WHAT IS REQUIRED: Copy the records verbatim from their first line through the line that contains "episode-count: 共37集 [217, 609, 260, 624]", including both of those lines.

##### INFORMATION PROVIDED #####

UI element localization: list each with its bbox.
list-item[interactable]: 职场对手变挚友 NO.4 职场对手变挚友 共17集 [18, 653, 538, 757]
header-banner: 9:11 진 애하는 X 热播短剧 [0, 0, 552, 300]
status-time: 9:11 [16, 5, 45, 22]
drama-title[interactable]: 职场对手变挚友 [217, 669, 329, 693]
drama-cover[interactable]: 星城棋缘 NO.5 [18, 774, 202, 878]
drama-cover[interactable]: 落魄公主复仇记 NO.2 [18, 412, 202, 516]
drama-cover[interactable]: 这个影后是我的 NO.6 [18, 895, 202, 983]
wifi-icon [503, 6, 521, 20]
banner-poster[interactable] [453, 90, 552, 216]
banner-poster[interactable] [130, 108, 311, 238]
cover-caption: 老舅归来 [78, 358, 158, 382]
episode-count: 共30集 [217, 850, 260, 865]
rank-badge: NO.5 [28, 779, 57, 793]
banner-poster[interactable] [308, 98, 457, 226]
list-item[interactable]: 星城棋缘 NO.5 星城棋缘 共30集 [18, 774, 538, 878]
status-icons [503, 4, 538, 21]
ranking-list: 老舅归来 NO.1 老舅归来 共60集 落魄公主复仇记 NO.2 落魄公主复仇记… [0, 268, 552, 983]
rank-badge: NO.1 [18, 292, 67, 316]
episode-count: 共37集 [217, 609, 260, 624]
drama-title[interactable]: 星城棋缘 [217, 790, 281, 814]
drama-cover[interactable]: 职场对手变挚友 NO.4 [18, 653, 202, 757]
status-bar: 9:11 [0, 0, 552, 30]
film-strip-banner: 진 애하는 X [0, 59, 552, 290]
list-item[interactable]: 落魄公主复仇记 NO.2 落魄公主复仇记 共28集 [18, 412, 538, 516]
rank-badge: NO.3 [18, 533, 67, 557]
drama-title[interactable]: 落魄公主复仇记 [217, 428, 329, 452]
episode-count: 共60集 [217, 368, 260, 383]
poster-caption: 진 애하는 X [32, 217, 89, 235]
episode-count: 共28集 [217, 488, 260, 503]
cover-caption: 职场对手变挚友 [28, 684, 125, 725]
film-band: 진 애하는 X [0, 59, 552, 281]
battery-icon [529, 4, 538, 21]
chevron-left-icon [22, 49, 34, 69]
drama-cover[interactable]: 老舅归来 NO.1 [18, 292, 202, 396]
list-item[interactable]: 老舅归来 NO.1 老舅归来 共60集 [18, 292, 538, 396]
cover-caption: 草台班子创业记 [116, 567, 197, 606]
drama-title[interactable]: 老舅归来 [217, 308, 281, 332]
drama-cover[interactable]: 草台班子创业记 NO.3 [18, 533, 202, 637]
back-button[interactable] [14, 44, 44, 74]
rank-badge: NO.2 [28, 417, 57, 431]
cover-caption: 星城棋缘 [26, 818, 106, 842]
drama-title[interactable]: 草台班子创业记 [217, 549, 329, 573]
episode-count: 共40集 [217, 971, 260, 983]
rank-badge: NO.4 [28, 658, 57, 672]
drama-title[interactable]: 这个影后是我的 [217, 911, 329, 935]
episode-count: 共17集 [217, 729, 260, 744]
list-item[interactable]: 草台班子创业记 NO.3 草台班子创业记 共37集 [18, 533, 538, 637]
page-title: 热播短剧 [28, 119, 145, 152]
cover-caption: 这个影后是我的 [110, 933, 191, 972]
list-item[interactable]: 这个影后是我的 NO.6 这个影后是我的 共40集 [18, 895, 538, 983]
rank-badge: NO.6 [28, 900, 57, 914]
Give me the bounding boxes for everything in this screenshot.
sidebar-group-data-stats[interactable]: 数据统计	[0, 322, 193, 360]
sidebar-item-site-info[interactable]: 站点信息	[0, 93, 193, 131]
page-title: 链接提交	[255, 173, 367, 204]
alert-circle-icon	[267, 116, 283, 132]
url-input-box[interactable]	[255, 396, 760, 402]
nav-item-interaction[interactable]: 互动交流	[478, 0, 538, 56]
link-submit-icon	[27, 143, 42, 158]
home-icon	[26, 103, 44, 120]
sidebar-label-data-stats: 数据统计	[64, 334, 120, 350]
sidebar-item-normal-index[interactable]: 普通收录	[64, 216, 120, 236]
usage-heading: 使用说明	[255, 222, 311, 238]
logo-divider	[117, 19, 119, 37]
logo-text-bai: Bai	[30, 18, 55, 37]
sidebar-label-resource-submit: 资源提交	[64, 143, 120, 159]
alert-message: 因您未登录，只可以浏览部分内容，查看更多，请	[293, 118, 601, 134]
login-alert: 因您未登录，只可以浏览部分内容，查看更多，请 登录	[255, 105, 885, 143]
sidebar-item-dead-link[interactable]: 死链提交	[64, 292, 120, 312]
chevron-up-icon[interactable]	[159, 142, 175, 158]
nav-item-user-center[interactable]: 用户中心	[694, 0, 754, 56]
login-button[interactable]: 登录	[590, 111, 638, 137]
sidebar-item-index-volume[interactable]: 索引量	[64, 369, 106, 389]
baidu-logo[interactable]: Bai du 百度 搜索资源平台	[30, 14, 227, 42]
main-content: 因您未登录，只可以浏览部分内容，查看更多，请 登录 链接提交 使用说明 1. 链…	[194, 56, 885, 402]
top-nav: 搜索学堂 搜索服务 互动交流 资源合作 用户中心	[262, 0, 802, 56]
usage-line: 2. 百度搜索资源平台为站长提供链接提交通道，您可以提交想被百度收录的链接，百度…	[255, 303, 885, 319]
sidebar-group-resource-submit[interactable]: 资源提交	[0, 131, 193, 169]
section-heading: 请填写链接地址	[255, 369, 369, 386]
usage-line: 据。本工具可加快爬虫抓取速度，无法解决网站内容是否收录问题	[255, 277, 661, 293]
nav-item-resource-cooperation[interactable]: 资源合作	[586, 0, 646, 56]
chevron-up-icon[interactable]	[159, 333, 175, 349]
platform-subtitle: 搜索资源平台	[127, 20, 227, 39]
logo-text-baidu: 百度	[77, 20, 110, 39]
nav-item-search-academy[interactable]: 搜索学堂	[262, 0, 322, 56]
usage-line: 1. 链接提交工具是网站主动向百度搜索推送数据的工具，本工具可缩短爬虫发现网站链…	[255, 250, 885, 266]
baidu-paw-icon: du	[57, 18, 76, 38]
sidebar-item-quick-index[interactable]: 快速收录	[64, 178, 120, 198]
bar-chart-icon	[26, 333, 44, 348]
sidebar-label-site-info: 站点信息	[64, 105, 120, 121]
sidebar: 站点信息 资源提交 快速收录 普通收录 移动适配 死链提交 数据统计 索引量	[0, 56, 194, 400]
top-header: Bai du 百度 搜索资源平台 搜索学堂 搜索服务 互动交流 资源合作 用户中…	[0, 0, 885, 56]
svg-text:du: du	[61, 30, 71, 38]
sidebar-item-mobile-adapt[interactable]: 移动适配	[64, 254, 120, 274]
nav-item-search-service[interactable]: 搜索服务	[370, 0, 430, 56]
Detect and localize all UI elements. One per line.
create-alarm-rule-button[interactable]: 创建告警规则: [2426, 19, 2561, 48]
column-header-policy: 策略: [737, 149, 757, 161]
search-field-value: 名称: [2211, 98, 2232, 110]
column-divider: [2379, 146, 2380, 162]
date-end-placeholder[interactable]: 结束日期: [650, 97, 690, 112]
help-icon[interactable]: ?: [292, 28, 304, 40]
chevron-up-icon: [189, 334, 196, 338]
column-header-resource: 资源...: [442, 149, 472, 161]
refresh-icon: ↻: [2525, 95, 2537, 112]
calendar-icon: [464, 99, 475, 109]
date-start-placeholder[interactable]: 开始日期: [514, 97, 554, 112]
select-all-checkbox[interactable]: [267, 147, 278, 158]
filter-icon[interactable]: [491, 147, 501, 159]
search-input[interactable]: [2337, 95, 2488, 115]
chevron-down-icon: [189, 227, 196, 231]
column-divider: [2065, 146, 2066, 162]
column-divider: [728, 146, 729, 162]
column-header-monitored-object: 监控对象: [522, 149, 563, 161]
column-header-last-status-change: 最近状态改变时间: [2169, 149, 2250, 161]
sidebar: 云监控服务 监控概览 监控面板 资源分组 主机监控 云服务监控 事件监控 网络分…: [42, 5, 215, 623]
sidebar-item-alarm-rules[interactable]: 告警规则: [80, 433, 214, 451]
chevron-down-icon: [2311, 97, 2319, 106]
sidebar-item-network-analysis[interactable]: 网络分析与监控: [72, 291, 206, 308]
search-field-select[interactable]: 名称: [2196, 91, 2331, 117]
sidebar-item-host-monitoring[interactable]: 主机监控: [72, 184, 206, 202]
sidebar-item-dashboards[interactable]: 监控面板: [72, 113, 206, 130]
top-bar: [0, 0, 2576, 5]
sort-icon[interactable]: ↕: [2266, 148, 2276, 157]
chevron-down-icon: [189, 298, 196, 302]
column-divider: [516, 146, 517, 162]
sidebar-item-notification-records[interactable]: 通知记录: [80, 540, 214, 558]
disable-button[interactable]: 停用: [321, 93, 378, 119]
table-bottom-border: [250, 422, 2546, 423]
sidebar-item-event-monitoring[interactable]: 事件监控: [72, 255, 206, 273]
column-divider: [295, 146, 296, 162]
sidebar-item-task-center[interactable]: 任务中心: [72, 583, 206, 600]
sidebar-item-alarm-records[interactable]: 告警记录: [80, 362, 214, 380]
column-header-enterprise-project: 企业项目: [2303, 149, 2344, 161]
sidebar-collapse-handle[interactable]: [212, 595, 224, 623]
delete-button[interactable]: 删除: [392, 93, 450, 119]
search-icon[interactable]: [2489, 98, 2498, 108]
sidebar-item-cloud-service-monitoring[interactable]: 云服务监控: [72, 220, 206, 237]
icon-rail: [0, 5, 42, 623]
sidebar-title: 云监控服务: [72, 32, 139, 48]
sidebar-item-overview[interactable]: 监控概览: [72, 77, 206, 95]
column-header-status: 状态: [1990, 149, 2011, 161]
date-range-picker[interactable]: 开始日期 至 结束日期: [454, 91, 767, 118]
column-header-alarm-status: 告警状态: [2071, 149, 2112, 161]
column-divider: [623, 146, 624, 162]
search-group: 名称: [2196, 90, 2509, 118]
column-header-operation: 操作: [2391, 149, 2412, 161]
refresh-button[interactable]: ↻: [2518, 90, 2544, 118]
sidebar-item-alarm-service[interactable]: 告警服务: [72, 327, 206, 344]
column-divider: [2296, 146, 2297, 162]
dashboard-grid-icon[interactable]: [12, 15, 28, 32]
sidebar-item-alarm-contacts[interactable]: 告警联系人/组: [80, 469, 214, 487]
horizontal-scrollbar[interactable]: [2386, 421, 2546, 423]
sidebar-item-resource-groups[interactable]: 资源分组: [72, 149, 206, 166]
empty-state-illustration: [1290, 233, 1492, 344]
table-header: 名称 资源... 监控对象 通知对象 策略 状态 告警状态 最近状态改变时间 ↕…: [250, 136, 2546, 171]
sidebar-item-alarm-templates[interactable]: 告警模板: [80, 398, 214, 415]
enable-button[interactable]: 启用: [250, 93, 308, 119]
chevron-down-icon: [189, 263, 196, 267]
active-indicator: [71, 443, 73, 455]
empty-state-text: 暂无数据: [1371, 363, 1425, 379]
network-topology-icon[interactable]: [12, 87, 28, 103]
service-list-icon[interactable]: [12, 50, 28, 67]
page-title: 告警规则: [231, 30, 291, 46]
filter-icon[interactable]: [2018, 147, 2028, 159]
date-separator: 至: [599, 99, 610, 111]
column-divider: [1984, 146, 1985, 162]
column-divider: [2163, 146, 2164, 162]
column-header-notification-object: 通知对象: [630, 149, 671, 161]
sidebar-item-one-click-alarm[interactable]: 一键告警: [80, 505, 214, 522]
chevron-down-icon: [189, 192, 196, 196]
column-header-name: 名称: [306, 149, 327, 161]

#####

ANSWER TO THIS EXERCISE:
UI element localization: list each with its bbox.
list-item[interactable]: 职场对手变挚友 NO.4 职场对手变挚友 共17集 [18, 653, 538, 757]
header-banner: 9:11 진 애하는 X 热播短剧 [0, 0, 552, 300]
status-time: 9:11 [16, 5, 45, 22]
drama-title[interactable]: 职场对手变挚友 [217, 669, 329, 693]
drama-cover[interactable]: 星城棋缘 NO.5 [18, 774, 202, 878]
drama-cover[interactable]: 落魄公主复仇记 NO.2 [18, 412, 202, 516]
drama-cover[interactable]: 这个影后是我的 NO.6 [18, 895, 202, 983]
wifi-icon [503, 6, 521, 20]
banner-poster[interactable] [453, 90, 552, 216]
banner-poster[interactable] [130, 108, 311, 238]
cover-caption: 老舅归来 [78, 358, 158, 382]
episode-count: 共30集 [217, 850, 260, 865]
rank-badge: NO.5 [28, 779, 57, 793]
banner-poster[interactable] [308, 98, 457, 226]
list-item[interactable]: 星城棋缘 NO.5 星城棋缘 共30集 [18, 774, 538, 878]
status-icons [503, 4, 538, 21]
ranking-list: 老舅归来 NO.1 老舅归来 共60集 落魄公主复仇记 NO.2 落魄公主复仇记… [0, 268, 552, 983]
rank-badge: NO.1 [18, 292, 67, 316]
episode-count: 共37集 [217, 609, 260, 624]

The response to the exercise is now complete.